>> start INPUT ROWS

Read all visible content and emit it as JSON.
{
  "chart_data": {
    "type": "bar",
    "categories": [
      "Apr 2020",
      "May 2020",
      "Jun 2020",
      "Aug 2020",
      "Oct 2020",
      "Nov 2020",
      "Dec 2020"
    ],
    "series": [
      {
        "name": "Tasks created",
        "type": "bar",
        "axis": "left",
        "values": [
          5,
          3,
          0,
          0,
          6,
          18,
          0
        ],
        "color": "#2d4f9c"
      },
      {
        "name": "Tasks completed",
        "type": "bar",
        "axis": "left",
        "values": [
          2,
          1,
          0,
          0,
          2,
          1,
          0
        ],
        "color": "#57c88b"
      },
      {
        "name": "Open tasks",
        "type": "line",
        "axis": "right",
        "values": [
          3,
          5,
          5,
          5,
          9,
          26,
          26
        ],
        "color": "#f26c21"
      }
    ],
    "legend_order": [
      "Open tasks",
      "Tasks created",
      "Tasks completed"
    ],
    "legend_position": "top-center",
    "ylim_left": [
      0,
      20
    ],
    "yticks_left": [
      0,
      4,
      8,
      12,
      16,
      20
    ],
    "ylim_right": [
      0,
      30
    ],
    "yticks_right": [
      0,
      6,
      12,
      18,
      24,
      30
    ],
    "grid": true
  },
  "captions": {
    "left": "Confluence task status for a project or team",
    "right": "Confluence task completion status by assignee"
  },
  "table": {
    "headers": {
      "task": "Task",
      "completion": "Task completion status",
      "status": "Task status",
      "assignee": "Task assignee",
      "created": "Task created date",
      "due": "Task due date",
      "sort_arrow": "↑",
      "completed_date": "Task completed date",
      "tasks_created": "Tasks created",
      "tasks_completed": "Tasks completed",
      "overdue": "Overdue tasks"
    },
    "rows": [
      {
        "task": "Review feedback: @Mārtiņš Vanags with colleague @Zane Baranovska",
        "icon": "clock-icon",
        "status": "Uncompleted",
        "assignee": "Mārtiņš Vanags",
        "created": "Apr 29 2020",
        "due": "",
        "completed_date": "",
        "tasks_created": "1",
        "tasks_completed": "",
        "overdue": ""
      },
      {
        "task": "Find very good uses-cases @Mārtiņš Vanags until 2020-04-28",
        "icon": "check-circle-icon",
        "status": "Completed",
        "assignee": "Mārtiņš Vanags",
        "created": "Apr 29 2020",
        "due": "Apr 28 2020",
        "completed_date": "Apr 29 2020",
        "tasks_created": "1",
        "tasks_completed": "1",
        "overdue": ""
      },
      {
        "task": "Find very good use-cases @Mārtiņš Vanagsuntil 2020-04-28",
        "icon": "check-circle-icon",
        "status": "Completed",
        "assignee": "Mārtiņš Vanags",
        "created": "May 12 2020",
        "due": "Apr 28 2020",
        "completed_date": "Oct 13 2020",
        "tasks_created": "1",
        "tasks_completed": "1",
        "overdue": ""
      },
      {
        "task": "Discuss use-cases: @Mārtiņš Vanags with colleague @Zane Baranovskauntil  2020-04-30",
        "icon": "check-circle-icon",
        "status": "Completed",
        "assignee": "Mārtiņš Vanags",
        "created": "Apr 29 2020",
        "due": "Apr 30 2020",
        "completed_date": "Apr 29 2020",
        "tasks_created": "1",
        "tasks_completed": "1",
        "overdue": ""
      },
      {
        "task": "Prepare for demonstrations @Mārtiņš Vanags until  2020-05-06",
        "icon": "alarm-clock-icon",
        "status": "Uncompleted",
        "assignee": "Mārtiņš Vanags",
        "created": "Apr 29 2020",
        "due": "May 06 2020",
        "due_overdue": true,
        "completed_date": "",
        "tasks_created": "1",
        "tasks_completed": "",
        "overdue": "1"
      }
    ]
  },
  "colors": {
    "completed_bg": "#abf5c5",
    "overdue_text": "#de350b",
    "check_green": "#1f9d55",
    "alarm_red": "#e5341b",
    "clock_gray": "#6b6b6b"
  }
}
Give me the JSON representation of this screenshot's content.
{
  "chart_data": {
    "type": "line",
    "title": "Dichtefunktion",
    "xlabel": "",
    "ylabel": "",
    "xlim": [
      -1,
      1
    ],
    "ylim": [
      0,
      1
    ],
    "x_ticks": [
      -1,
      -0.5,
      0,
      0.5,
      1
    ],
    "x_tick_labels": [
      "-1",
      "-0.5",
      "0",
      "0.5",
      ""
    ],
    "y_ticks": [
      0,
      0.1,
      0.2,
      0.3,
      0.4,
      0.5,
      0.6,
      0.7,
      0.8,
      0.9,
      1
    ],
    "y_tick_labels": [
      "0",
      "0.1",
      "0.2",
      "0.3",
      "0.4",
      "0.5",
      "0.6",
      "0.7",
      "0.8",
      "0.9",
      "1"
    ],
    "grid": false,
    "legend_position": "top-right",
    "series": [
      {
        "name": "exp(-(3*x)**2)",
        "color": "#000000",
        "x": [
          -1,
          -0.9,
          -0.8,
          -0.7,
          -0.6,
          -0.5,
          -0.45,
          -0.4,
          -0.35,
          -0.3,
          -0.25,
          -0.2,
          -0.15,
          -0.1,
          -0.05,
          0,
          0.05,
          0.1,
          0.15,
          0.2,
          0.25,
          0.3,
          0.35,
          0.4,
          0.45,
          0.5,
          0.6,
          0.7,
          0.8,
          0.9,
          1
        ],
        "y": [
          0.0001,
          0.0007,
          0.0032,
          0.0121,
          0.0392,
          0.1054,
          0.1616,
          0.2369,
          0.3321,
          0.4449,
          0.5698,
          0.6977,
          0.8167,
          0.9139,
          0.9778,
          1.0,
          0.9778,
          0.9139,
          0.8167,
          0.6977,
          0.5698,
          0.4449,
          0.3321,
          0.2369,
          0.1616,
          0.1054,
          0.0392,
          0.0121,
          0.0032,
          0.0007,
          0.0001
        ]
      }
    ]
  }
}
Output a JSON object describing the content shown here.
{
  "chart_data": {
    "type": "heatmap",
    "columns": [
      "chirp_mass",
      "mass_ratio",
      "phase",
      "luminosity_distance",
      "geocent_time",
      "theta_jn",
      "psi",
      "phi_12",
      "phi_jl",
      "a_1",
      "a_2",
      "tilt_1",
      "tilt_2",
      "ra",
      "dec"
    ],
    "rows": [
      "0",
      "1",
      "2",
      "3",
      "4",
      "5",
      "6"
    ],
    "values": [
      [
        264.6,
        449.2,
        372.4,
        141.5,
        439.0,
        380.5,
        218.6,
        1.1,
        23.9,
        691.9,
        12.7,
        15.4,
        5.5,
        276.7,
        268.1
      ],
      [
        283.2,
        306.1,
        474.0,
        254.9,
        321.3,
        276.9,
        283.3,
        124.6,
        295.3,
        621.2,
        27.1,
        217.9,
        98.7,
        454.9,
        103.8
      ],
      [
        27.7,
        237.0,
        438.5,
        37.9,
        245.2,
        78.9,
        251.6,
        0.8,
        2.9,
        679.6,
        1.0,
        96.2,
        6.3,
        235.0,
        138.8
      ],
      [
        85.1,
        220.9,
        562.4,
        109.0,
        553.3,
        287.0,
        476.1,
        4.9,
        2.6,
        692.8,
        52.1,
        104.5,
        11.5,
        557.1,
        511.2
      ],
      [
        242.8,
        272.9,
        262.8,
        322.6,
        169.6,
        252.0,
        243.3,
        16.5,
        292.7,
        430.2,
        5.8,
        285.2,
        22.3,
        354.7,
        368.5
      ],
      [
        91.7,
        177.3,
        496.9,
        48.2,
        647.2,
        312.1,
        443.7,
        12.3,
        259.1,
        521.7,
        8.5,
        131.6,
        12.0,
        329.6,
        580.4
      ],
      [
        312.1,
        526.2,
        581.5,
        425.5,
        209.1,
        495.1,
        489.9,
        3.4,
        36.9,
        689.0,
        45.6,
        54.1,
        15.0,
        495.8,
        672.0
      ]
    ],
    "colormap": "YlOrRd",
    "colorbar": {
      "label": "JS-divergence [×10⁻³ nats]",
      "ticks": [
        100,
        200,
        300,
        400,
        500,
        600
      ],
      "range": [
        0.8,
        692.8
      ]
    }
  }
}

>> end INPUT ROWS

== INSTRUCTION ==
Reply with nothing except the number of lines in the listing above that include the string "cases".

== RESPONSE ==
3